● Exercise:
Tally the lines containing "DXYm" and report the number alone.

● Listed records:
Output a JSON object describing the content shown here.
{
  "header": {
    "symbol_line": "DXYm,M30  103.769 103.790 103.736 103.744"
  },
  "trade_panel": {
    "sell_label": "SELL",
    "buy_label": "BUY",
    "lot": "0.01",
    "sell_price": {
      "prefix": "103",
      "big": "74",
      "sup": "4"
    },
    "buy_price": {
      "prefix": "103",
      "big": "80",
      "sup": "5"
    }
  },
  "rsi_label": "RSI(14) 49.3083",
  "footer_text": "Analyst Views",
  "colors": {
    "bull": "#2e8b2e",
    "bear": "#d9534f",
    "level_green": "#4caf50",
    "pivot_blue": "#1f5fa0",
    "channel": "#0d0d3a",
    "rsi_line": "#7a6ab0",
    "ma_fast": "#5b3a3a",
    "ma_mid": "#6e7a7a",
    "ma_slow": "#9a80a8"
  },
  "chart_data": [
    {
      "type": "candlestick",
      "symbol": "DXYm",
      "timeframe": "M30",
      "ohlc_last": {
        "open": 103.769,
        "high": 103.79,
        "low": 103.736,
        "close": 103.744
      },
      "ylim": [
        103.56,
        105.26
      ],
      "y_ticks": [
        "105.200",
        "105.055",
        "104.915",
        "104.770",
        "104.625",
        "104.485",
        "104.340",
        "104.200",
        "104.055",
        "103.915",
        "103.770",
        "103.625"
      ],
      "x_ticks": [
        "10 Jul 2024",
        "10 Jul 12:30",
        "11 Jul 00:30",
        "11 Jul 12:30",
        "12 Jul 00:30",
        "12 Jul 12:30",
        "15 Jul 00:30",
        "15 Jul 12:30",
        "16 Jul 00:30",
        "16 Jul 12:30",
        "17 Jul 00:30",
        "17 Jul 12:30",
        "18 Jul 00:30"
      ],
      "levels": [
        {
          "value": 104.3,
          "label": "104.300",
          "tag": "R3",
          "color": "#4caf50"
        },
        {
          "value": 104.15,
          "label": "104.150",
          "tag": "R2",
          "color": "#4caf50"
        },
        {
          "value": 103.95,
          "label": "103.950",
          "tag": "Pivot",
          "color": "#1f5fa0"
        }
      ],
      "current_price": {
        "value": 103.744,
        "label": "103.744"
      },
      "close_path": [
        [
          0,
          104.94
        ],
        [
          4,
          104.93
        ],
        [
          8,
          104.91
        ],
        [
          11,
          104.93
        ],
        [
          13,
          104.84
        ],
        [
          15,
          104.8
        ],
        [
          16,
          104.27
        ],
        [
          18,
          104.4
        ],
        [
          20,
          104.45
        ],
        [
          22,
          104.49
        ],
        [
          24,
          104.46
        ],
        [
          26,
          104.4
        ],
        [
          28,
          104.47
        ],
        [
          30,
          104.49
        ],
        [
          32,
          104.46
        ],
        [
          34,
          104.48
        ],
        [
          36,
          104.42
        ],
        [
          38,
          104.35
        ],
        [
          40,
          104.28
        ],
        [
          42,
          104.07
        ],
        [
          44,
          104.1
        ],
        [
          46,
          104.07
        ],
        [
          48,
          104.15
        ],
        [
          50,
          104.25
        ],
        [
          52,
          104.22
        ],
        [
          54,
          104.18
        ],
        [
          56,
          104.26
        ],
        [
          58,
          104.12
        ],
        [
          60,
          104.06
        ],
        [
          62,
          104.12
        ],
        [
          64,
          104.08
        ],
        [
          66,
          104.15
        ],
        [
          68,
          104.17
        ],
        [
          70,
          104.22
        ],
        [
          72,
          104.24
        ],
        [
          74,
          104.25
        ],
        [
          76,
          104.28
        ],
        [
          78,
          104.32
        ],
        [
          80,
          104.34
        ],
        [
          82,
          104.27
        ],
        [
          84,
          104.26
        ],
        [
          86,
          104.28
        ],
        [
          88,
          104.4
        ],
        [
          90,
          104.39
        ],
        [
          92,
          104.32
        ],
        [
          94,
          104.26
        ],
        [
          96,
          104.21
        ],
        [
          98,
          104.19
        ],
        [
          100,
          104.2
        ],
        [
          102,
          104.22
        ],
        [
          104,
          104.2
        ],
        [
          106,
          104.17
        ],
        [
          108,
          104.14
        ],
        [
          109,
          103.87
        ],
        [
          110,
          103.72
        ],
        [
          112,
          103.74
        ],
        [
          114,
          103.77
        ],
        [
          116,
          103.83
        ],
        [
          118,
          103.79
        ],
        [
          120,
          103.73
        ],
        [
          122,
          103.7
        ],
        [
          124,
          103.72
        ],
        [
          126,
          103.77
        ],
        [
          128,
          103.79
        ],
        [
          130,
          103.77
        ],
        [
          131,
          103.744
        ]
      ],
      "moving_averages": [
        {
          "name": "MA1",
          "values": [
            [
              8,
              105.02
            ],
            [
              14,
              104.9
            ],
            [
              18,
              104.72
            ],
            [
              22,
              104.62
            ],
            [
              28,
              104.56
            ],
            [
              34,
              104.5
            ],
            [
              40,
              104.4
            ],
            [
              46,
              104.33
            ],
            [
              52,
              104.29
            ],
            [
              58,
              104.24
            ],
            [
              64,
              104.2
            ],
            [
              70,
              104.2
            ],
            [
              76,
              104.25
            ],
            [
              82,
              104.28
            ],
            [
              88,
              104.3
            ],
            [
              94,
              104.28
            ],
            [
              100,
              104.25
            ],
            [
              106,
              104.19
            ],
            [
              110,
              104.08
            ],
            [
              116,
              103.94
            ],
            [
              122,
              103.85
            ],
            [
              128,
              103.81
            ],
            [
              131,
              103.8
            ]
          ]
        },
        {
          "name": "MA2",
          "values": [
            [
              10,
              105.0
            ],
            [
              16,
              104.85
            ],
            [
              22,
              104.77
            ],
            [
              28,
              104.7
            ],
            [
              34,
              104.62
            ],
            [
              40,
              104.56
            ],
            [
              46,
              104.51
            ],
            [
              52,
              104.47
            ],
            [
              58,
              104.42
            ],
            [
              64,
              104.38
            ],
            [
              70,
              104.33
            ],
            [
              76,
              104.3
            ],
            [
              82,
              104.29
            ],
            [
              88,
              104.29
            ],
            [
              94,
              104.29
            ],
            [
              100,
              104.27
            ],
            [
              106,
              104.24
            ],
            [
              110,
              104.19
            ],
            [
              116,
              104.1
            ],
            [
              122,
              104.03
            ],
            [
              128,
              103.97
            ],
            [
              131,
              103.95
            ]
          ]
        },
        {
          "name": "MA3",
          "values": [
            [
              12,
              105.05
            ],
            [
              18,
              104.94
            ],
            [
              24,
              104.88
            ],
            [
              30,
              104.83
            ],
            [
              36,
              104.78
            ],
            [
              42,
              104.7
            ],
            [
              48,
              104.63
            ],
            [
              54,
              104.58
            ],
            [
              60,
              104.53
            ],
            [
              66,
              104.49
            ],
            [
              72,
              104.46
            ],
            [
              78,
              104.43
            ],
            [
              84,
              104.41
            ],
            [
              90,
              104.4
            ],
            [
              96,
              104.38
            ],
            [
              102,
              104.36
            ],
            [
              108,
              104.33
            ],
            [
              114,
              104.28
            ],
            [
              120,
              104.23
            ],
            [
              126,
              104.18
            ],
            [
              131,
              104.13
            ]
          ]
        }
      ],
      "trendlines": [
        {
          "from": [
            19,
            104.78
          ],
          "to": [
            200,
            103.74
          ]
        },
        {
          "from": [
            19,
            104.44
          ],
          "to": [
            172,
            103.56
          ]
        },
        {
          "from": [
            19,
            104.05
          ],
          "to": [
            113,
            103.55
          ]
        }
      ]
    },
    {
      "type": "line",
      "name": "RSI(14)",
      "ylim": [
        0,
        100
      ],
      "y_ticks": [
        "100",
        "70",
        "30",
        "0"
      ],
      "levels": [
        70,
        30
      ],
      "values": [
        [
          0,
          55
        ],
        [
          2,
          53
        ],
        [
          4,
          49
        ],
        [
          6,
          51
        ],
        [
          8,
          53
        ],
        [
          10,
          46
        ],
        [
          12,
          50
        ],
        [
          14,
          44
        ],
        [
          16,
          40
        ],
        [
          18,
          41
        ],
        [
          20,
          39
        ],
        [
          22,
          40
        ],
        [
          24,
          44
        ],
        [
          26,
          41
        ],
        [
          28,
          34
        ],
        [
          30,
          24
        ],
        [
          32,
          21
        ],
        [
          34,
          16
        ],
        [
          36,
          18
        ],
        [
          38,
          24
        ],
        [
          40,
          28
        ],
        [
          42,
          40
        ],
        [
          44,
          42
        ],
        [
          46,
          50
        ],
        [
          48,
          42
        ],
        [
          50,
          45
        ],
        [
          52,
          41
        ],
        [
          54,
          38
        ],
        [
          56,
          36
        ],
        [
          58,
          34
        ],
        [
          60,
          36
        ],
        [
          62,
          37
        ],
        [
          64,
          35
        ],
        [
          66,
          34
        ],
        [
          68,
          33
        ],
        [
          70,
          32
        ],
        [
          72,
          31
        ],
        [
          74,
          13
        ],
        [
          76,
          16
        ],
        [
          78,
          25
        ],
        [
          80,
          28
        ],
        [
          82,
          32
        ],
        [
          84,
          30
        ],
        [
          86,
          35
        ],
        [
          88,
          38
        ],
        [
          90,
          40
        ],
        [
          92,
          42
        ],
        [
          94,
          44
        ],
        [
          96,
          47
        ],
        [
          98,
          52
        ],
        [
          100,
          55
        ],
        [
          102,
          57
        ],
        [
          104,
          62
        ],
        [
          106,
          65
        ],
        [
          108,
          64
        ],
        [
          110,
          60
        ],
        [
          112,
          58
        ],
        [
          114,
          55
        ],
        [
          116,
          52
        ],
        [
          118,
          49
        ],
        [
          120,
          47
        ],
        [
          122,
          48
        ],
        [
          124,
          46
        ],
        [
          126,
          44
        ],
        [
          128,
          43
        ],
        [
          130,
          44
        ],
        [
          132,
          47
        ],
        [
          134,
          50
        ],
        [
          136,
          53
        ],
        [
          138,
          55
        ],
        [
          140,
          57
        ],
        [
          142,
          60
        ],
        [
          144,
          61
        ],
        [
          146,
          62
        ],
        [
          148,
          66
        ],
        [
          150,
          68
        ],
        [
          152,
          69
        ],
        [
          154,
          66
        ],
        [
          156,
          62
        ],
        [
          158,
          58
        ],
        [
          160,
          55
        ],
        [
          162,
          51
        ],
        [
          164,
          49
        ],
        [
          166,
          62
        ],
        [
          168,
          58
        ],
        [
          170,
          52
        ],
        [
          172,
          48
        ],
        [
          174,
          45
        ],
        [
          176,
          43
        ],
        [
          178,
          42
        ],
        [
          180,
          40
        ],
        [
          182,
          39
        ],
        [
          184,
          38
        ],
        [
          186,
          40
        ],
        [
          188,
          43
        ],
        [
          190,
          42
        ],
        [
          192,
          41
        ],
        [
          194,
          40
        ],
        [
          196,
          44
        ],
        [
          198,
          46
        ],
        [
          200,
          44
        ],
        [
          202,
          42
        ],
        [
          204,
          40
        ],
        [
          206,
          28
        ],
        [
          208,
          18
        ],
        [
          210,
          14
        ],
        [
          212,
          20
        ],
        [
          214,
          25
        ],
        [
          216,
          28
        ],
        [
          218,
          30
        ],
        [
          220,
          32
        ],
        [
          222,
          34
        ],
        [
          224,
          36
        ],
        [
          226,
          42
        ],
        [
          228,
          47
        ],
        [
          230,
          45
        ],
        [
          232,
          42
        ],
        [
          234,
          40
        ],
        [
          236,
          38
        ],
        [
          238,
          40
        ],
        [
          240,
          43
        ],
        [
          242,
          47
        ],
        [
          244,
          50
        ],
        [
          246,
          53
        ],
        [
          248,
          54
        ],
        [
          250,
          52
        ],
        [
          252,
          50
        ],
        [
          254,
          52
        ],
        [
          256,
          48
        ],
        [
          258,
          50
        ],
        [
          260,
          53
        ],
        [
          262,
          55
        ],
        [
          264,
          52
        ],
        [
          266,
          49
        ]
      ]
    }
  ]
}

● Solution to this task:
2